▶ **AUFGABENSTELLUNG**
Bis zu welcher Temperatur sind die Spannungswandler laut dem Forenauszug spezifiziert?

EKL Alpenföhn Simm Zub passive DRAM/VRAM-Chip Kühler (84000000063) Preisvergleich | Geizhals Deutschland


----------



## MaxPa (15. November 2013)

Die hatte ich ja im ersten Post erwähnt ^^ was mir aber sorge macht, dass er nicht richtig passen könnte...


----------



## drebbin (15. November 2013)

Also ich habe erst vor 3Tagen einen ACX(7970, aber für die Montage ist es ja das gleiche) auf meine 7950 getackert und das ankleben der Kühlelemente ist alles andere als schwierig


----------



## MaxPa (15. November 2013)

Ne bei ihm passte ja auf die 290x der Chip-Kühler nicht so richtig... :-/


----------



## M4xw0lf (15. November 2013)

Die Spannungswandler sind bis 150 °C spezifiziert. Da wird nix gegrillt, auch wenn die bei 120 °C vor sich hin glühen


----------



## MaxPa (15. November 2013)

M4xw0lf schrieb:


> Die Spannungswandler sind bis 150 °C spezifiziert. Da wird nix gegrillt, auch wenn die bei 120 °C vor sich hin glühen


 
das klingt schon iwie krass ^^


----------



## drebbin (15. November 2013)

Nehmen wir halt alle Wachteleier, bauen die Lüfter ab, Eier auf die Graka und dann 1-2 mal wenden


----------



## MaxPa (15. November 2013)

haha  Das funtzt, das hat mal einer ausprobiert auf ner Passiv gekühlten Karte


----------



## hwk (15. November 2013)

-Shorty- schrieb:


> Der TE spricht vom Pad, da gibts überhaupt keine Probleme.  ...

Positionsangaben der Elemente
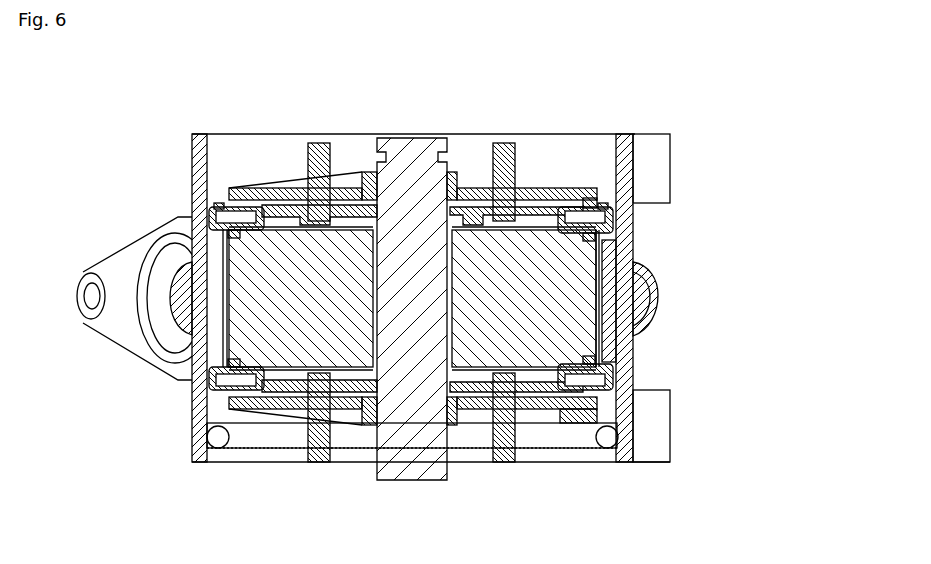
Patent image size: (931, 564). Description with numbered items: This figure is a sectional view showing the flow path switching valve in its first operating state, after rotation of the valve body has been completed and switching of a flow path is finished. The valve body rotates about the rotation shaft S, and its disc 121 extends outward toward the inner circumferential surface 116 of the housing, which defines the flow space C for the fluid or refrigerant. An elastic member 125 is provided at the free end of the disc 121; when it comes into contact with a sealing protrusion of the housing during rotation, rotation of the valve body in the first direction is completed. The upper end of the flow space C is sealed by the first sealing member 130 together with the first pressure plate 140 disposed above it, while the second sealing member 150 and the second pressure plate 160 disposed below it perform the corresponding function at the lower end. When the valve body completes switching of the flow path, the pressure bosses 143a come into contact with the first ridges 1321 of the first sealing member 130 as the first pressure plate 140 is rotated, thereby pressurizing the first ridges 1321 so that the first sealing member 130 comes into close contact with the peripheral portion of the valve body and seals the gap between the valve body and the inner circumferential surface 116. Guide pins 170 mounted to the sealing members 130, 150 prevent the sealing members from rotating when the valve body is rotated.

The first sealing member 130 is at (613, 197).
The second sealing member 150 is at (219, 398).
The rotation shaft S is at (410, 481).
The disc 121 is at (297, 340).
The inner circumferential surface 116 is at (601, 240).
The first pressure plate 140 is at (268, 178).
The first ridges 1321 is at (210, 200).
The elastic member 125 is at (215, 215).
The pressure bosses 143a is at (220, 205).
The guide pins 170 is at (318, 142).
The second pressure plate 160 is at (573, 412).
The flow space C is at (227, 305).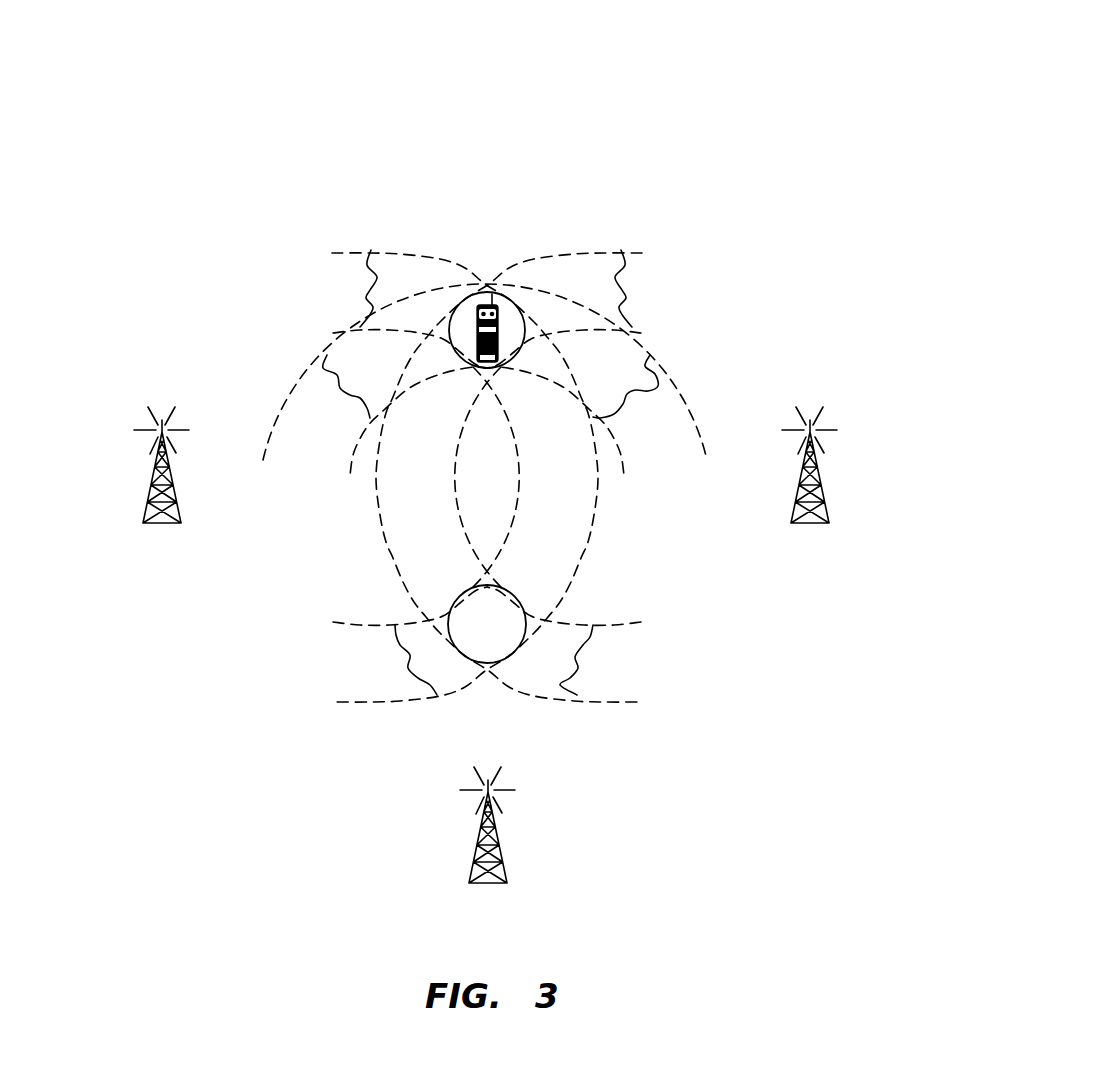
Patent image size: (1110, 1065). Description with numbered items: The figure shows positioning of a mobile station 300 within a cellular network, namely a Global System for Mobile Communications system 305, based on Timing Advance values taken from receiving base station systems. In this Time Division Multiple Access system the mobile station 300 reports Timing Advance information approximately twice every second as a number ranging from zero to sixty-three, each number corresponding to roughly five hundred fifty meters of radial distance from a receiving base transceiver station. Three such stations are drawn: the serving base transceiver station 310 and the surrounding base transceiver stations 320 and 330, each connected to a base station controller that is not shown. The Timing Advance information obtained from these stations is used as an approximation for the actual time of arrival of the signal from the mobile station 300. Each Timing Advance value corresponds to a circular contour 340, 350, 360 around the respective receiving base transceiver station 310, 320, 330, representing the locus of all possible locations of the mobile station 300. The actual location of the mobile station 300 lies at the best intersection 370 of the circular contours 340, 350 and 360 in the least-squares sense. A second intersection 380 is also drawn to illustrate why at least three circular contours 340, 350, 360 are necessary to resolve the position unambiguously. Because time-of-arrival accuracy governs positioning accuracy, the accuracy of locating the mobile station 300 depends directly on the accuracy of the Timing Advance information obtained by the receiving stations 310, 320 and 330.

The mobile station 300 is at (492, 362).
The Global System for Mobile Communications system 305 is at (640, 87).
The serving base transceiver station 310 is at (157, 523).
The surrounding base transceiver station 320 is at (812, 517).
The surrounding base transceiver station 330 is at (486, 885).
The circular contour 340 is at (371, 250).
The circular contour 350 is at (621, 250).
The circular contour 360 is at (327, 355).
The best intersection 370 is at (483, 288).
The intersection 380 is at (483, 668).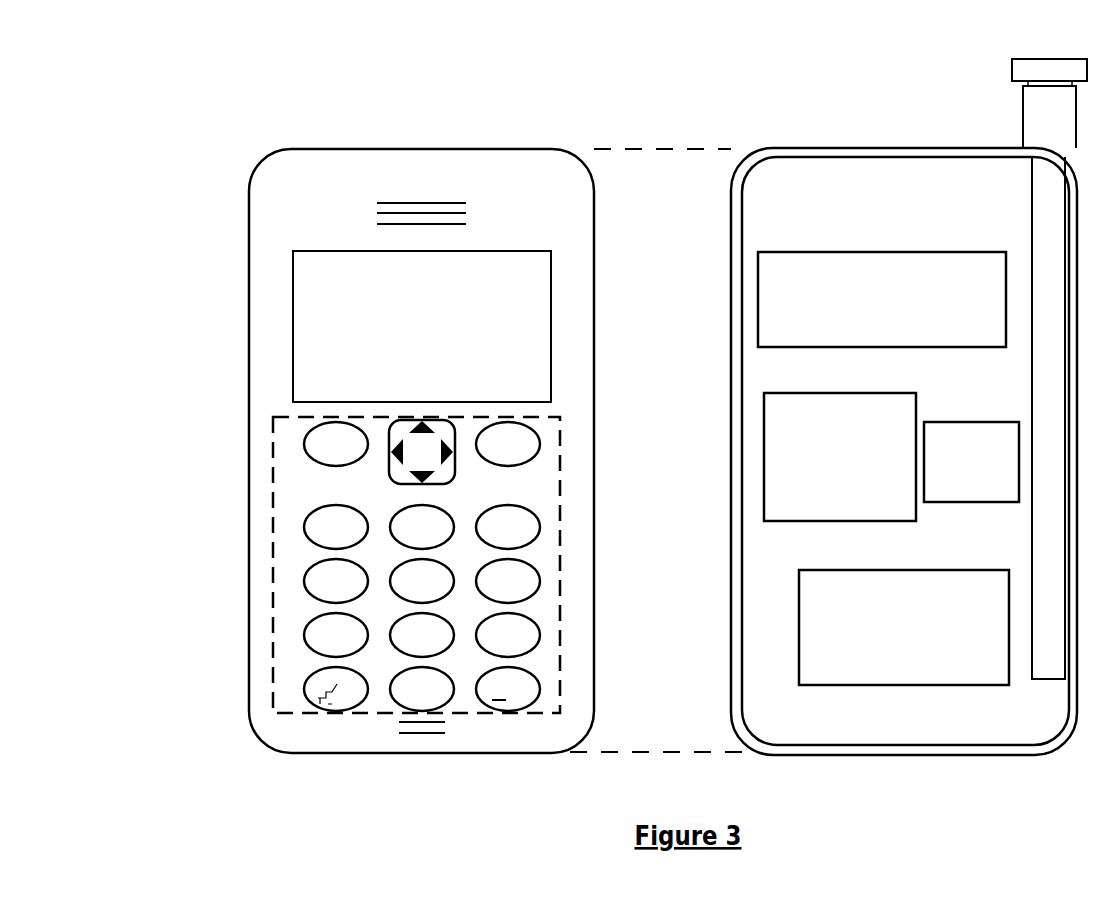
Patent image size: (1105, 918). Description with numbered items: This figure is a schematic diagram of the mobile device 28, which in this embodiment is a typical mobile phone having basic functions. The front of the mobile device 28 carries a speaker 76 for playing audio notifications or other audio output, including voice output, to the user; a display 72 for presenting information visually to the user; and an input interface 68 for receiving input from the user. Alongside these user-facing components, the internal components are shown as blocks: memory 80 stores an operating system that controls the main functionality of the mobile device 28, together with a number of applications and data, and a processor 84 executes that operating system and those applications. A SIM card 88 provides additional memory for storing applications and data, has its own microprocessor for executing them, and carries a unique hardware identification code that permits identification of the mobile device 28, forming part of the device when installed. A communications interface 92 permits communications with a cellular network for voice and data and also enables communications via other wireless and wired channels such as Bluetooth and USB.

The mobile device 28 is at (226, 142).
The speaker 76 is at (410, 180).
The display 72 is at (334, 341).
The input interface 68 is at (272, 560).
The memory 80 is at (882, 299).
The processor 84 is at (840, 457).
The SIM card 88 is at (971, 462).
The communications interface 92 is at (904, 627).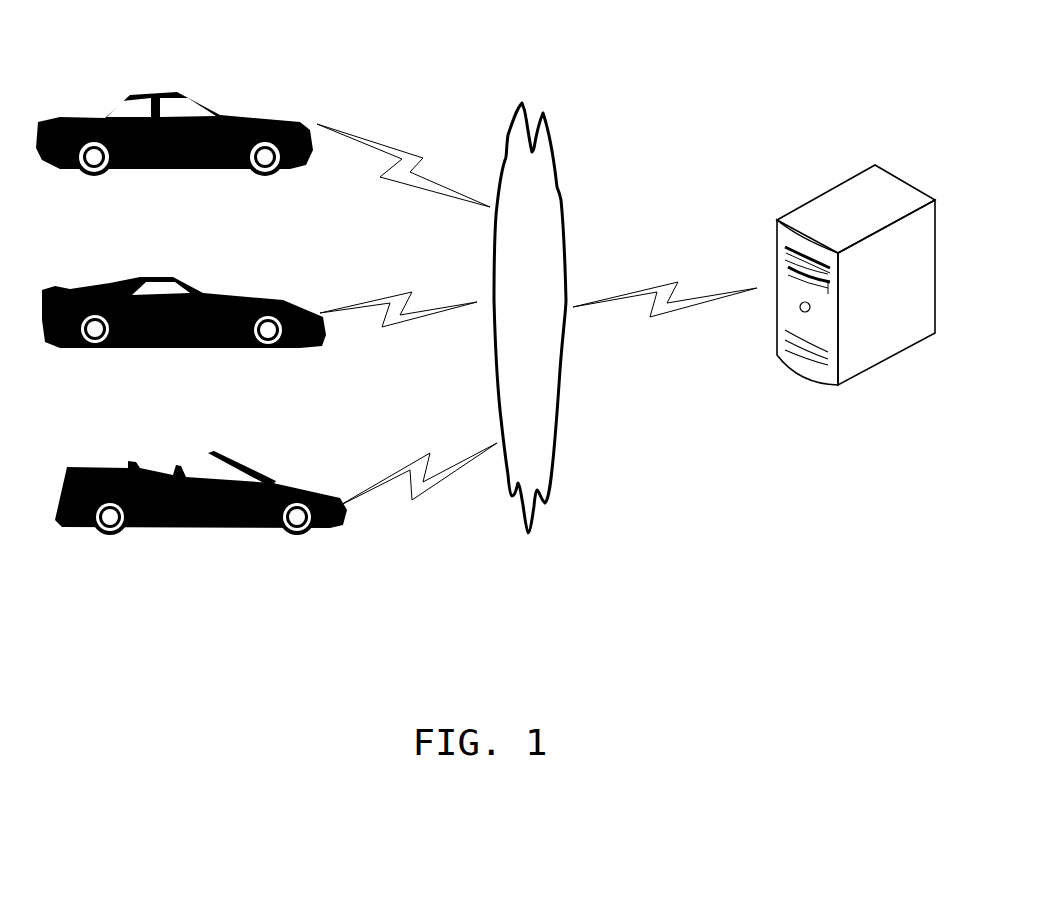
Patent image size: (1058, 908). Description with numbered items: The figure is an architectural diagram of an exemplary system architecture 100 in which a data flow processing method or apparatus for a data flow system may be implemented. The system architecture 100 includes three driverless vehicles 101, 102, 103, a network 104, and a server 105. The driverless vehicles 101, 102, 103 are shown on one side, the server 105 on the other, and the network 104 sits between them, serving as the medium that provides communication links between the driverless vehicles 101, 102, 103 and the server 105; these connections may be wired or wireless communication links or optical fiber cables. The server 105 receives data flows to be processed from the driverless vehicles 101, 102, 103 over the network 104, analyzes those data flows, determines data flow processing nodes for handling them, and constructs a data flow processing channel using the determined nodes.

▶ **LÖSUNG**
Bis 150 °C.